The problem ::
Every entry below should be repeated exactly; the pictures should not.

Supplied data ::
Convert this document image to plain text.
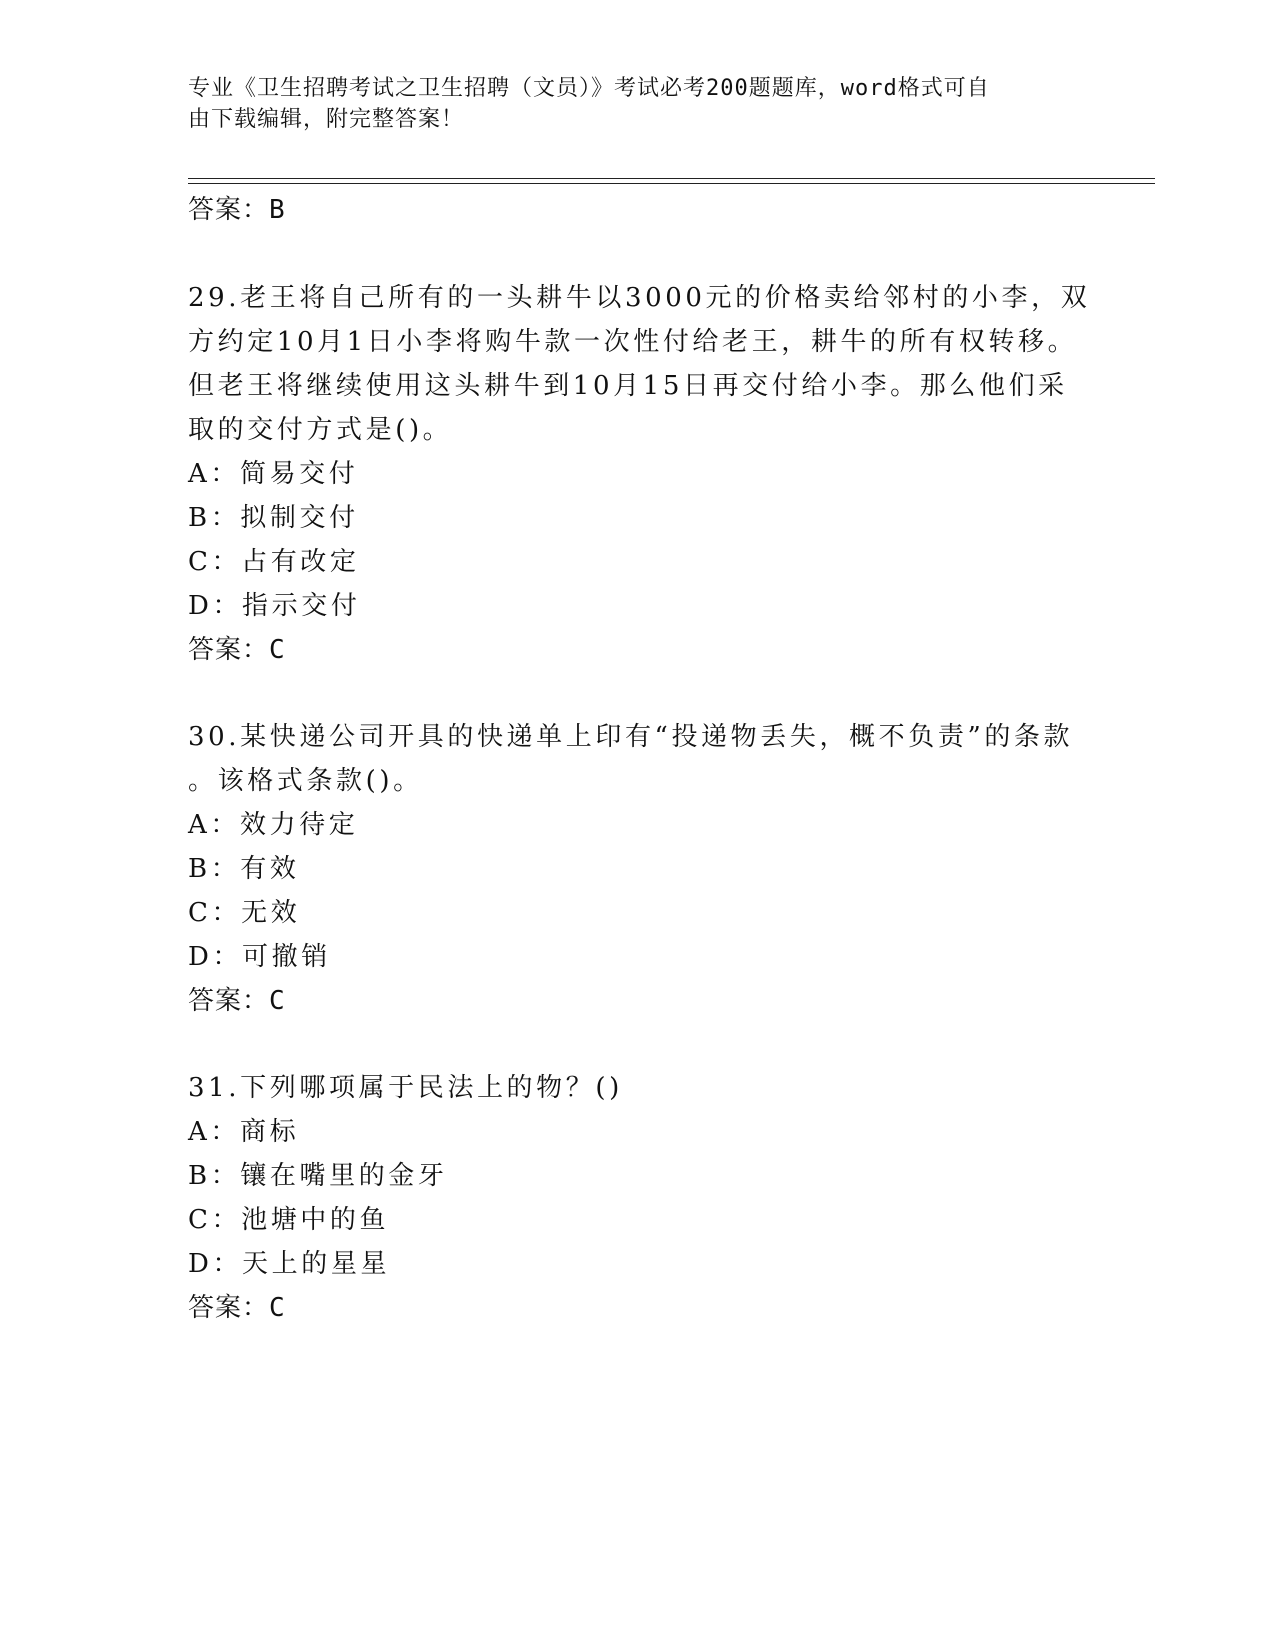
专业《卫生招聘考试之卫生招聘（文员）》考试必考200题题库，word格式可自
由下载编辑，附完整答案！
答案：B
29.老王将自己所有的一头耕牛以3000元的价格卖给邻村的小李，双
方约定10月1日小李将购牛款一次性付给老王，耕牛的所有权转移。
但老王将继续使用这头耕牛到10月15日再交付给小李。那么他们采
取的交付方式是()。
A：简易交付
B：拟制交付
C：占有改定
D：指示交付
答案：C
30.某快递公司开具的快递单上印有“投递物丢失，概不负责”的条款
。该格式条款()。
A：效力待定
B：有效
C：无效
D：可撤销
答案：C
31.下列哪项属于民法上的物？()
A：商标
B：镶在嘴里的金牙
C：池塘中的鱼
D：天上的星星
答案：C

Completed task ::
Convert this document image to plain text.
专业《卫生招聘考试之卫生招聘（文员）》考试必考200题题库，word格式可自
由下载编辑，附完整答案！
答案：B
29.老王将自己所有的一头耕牛以3000元的价格卖给邻村的小李，双
方约定10月1日小李将购牛款一次性付给老王，耕牛的所有权转移。
但老王将继续使用这头耕牛到10月15日再交付给小李。那么他们采
取的交付方式是()。
A：简易交付
B：拟制交付
C：占有改定
D：指示交付
答案：C
30.某快递公司开具的快递单上印有“投递物丢失，概不负责”的条款
。该格式条款()。
A：效力待定
B：有效
C：无效
D：可撤销
答案：C
31.下列哪项属于民法上的物？()
A：商标
B：镶在嘴里的金牙
C：池塘中的鱼
D：天上的星星
答案：C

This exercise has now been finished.